**STATED GOAL**
Leaving out the pictures, transcribe all of the records faithfully.

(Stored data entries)
_ _ _ _
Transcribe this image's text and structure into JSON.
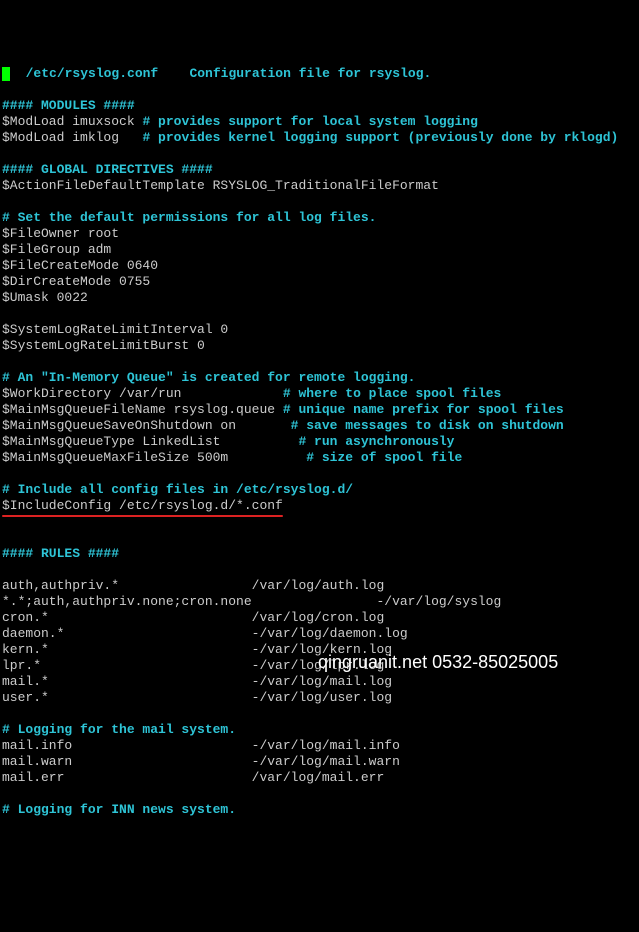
{
  "header": {
    "path": "/etc/rsyslog.conf",
    "desc": "Configuration file for rsyslog."
  },
  "sections": {
    "modules_header": "#### MODULES ####",
    "mod1": "$ModLoad imuxsock",
    "mod1c": "# provides support for local system logging",
    "mod2": "$ModLoad imklog",
    "mod2c": "# provides kernel logging support (previously done by rklogd)",
    "global_header": "#### GLOBAL DIRECTIVES ####",
    "template": "$ActionFileDefaultTemplate RSYSLOG_TraditionalFileFormat",
    "perm_comment": "# Set the default permissions for all log files.",
    "fileowner": "$FileOwner root",
    "filegroup": "$FileGroup adm",
    "filecreate": "$FileCreateMode 0640",
    "dircreate": "$DirCreateMode 0755",
    "umask": "$Umask 0022",
    "ratelimit1": "$SystemLogRateLimitInterval 0",
    "ratelimit2": "$SystemLogRateLimitBurst 0",
    "queue_comment": "# An \"In-Memory Queue\" is created for remote logging.",
    "workdir": "$WorkDirectory /var/run",
    "workdir_c": "# where to place spool files",
    "qfile": "$MainMsgQueueFileName rsyslog.queue",
    "qfile_c": "# unique name prefix for spool files",
    "qsave": "$MainMsgQueueSaveOnShutdown on",
    "qsave_c": "# save messages to disk on shutdown",
    "qtype": "$MainMsgQueueType LinkedList",
    "qtype_c": "# run asynchronously",
    "qsize": "$MainMsgQueueMaxFileSize 500m",
    "qsize_c": "# size of spool file",
    "include_comment": "# Include all config files in /etc/rsyslog.d/",
    "include": "$IncludeConfig /etc/rsyslog.d/*.conf",
    "rules_header": "#### RULES ####",
    "r_auth": "auth,authpriv.*                 /var/log/auth.log",
    "r_syslog": "*.*;auth,authpriv.none;cron.none                -/var/log/syslog",
    "r_cron": "cron.*                          /var/log/cron.log",
    "r_daemon": "daemon.*                        -/var/log/daemon.log",
    "r_kern": "kern.*                          -/var/log/kern.log",
    "r_lpr": "lpr.*                           -/var/log/lpr.log",
    "r_mail": "mail.*                          -/var/log/mail.log",
    "r_user": "user.*                          -/var/log/user.log",
    "mail_comment": "# Logging for the mail system.",
    "m_info": "mail.info                       -/var/log/mail.info",
    "m_warn": "mail.warn                       -/var/log/mail.warn",
    "m_err": "mail.err                        /var/log/mail.err",
    "inn_comment": "# Logging for INN news system."
  },
  "watermark": "qingruanit.net 0532-85025005"
}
_ _ _ _
**WRITTEN REPLY**
Transcribe this image's text and structure into JSON.
{
  "header": {
    "path": "/etc/rsyslog.conf",
    "desc": "Configuration file for rsyslog."
  },
  "sections": {
    "modules_header": "#### MODULES ####",
    "mod1": "$ModLoad imuxsock",
    "mod1c": "# provides support for local system logging",
    "mod2": "$ModLoad imklog",
    "mod2c": "# provides kernel logging support (previously done by rklogd)",
    "global_header": "#### GLOBAL DIRECTIVES ####",
    "template": "$ActionFileDefaultTemplate RSYSLOG_TraditionalFileFormat",
    "perm_comment": "# Set the default permissions for all log files.",
    "fileowner": "$FileOwner root",
    "filegroup": "$FileGroup adm",
    "filecreate": "$FileCreateMode 0640",
    "dircreate": "$DirCreateMode 0755",
    "umask": "$Umask 0022",
    "ratelimit1": "$SystemLogRateLimitInterval 0",
    "ratelimit2": "$SystemLogRateLimitBurst 0",
    "queue_comment": "# An \"In-Memory Queue\" is created for remote logging.",
    "workdir": "$WorkDirectory /var/run",
    "workdir_c": "# where to place spool files",
    "qfile": "$MainMsgQueueFileName rsyslog.queue",
    "qfile_c": "# unique name prefix for spool files",
    "qsave": "$MainMsgQueueSaveOnShutdown on",
    "qsave_c": "# save messages to disk on shutdown",
    "qtype": "$MainMsgQueueType LinkedList",
    "qtype_c": "# run asynchronously",
    "qsize": "$MainMsgQueueMaxFileSize 500m",
    "qsize_c": "# size of spool file",
    "include_comment": "# Include all config files in /etc/rsyslog.d/",
    "include": "$IncludeConfig /etc/rsyslog.d/*.conf",
    "rules_header": "#### RULES ####",
    "r_auth": "auth,authpriv.*                 /var/log/auth.log",
    "r_syslog": "*.*;auth,authpriv.none;cron.none                -/var/log/syslog",
    "r_cron": "cron.*                          /var/log/cron.log",
    "r_daemon": "daemon.*                        -/var/log/daemon.log",
    "r_kern": "kern.*                          -/var/log/kern.log",
    "r_lpr": "lpr.*                           -/var/log/lpr.log",
    "r_mail": "mail.*                          -/var/log/mail.log",
    "r_user": "user.*                          -/var/log/user.log",
    "mail_comment": "# Logging for the mail system.",
    "m_info": "mail.info                       -/var/log/mail.info",
    "m_warn": "mail.warn                       -/var/log/mail.warn",
    "m_err": "mail.err                        /var/log/mail.err",
    "inn_comment": "# Logging for INN news system."
  },
  "watermark": "qingruanit.net 0532-85025005"
}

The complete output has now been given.